— WHAT YOU SHOULD DO —
Wherever the word "structured" shows up in a line, please copy that line.

** Start **

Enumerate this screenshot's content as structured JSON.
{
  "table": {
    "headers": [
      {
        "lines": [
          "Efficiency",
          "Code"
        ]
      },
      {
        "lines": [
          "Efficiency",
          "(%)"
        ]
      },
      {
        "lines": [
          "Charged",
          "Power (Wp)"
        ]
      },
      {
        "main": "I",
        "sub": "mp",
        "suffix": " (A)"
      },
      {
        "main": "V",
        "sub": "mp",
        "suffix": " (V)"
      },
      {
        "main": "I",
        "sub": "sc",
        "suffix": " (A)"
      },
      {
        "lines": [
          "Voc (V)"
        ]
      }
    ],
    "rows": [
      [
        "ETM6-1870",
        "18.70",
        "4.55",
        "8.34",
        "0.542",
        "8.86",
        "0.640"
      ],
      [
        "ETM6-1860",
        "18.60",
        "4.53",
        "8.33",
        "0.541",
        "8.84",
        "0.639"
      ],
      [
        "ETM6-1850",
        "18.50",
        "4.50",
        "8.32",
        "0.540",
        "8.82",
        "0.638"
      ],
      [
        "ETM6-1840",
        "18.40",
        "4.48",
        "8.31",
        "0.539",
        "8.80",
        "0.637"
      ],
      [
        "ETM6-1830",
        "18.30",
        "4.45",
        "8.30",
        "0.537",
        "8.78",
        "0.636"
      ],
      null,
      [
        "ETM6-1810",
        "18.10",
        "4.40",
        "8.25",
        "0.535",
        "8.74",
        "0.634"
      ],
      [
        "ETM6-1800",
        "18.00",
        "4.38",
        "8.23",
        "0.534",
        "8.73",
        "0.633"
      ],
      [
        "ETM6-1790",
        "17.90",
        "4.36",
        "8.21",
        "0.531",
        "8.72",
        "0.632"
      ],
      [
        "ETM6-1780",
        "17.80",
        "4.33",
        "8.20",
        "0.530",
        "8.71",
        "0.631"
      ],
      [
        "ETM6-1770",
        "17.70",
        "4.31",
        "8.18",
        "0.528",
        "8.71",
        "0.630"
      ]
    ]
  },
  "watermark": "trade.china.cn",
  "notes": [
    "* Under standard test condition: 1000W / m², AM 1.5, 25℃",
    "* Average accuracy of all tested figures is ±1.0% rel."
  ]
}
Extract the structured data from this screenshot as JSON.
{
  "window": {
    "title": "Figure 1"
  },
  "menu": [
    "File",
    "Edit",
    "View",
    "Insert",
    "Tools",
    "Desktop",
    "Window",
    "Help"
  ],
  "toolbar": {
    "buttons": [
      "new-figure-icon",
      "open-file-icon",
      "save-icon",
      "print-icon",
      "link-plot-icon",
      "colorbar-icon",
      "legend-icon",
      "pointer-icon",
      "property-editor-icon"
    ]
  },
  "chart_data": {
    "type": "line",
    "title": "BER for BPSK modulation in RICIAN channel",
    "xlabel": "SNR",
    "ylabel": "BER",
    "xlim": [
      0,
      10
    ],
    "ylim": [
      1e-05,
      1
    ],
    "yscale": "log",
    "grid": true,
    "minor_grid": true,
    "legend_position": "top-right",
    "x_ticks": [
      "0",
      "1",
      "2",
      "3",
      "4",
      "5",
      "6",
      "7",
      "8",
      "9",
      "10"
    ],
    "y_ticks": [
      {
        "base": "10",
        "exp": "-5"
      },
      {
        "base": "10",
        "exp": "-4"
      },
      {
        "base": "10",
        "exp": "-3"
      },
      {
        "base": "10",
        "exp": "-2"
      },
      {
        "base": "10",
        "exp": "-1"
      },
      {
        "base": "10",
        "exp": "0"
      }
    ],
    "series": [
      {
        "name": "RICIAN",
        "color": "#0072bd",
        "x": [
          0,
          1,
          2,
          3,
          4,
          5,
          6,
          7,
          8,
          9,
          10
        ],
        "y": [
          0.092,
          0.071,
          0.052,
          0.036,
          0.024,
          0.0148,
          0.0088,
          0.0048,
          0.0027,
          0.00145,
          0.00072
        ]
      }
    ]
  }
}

** End **

— SOLUTION FOR THIS TASK —
Enumerate this screenshot's content as structured JSON.
Extract the structured data from this screenshot as JSON.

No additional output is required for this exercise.